§ **SHORT EXERCISE**:
Below are the records. Gather each line that holds "collaboration".

Stored records:
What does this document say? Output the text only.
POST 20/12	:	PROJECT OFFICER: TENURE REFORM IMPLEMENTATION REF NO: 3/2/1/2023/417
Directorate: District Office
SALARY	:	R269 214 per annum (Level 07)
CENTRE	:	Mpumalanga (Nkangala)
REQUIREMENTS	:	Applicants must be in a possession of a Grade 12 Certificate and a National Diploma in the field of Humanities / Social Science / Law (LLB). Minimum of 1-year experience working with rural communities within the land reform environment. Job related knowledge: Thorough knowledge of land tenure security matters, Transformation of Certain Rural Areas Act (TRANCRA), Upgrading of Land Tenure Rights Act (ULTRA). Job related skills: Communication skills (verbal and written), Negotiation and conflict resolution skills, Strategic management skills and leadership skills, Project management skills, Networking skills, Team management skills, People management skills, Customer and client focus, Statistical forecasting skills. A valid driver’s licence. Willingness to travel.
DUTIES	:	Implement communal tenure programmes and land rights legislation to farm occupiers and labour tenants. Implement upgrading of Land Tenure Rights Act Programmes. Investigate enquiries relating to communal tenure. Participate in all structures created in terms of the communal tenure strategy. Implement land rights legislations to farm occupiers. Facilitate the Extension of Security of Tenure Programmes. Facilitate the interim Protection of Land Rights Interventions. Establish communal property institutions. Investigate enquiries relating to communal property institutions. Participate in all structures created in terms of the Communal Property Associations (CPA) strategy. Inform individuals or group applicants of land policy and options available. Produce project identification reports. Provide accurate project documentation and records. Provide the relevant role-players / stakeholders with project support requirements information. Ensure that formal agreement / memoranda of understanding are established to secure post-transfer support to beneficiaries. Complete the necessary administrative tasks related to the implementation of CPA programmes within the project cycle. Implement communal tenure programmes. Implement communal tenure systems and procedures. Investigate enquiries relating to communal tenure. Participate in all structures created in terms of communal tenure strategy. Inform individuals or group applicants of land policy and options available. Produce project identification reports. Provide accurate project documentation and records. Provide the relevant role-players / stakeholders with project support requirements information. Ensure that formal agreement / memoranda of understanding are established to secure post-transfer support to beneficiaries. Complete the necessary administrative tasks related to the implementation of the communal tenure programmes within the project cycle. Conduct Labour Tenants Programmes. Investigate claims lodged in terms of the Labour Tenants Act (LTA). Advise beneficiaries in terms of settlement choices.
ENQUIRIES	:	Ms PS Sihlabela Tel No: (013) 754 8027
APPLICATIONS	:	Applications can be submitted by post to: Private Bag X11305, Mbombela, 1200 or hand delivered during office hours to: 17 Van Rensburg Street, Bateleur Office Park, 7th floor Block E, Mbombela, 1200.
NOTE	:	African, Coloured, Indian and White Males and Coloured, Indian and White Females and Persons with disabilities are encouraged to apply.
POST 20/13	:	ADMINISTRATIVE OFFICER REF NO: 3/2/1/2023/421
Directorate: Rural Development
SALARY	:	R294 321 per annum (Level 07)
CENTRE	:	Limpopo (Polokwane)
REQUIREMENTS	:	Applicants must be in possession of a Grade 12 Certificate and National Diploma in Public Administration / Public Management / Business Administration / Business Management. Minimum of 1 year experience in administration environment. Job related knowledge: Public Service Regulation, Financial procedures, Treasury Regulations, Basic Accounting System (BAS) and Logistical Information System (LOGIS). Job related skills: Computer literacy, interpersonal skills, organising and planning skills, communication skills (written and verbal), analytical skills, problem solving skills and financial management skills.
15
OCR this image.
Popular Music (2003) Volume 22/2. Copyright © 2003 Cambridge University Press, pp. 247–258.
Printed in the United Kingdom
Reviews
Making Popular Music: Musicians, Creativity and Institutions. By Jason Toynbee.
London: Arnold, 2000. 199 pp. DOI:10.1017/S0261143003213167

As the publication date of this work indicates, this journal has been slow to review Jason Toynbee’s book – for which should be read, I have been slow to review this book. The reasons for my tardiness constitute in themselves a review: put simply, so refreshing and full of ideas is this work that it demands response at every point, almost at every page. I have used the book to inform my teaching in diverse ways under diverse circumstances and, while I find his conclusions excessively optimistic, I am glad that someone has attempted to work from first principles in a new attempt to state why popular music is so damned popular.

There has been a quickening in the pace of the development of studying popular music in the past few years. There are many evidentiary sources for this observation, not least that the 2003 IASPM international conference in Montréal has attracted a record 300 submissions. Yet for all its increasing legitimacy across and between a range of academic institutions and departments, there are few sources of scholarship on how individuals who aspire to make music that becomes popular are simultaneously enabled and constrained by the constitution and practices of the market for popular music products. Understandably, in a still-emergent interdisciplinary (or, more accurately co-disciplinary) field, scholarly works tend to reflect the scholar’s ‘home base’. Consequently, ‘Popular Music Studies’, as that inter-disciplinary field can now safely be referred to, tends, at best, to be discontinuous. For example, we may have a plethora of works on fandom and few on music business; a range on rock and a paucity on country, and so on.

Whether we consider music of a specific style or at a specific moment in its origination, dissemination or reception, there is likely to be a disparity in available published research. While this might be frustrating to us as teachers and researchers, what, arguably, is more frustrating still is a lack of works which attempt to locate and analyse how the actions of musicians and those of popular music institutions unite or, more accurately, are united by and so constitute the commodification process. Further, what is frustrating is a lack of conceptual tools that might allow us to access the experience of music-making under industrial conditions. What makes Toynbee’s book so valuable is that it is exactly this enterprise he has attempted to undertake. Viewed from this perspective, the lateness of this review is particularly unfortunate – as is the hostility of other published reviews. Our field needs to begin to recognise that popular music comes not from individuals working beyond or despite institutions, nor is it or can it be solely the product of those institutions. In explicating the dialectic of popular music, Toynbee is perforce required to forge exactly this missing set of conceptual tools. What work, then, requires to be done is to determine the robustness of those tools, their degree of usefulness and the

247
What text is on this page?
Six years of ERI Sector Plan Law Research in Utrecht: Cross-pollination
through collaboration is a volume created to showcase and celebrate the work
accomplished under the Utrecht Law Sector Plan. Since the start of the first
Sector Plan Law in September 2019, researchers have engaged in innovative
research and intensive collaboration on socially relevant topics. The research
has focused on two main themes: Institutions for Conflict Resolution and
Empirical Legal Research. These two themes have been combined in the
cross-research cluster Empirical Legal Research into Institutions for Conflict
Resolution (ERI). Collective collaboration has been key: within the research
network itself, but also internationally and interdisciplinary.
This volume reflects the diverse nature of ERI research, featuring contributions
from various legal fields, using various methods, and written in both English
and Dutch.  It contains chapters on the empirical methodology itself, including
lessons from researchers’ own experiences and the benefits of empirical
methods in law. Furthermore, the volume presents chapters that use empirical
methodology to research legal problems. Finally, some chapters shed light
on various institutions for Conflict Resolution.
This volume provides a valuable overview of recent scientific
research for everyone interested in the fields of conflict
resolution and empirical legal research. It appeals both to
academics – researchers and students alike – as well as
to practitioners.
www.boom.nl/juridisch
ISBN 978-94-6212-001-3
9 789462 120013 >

§ **COMPLETED EXERCISE**:
through collaboration is a volume created to showcase and celebrate the work
research and intensive collaboration on socially relevant topics. The research
Resolution (ERI). Collective collaboration has been key: within the research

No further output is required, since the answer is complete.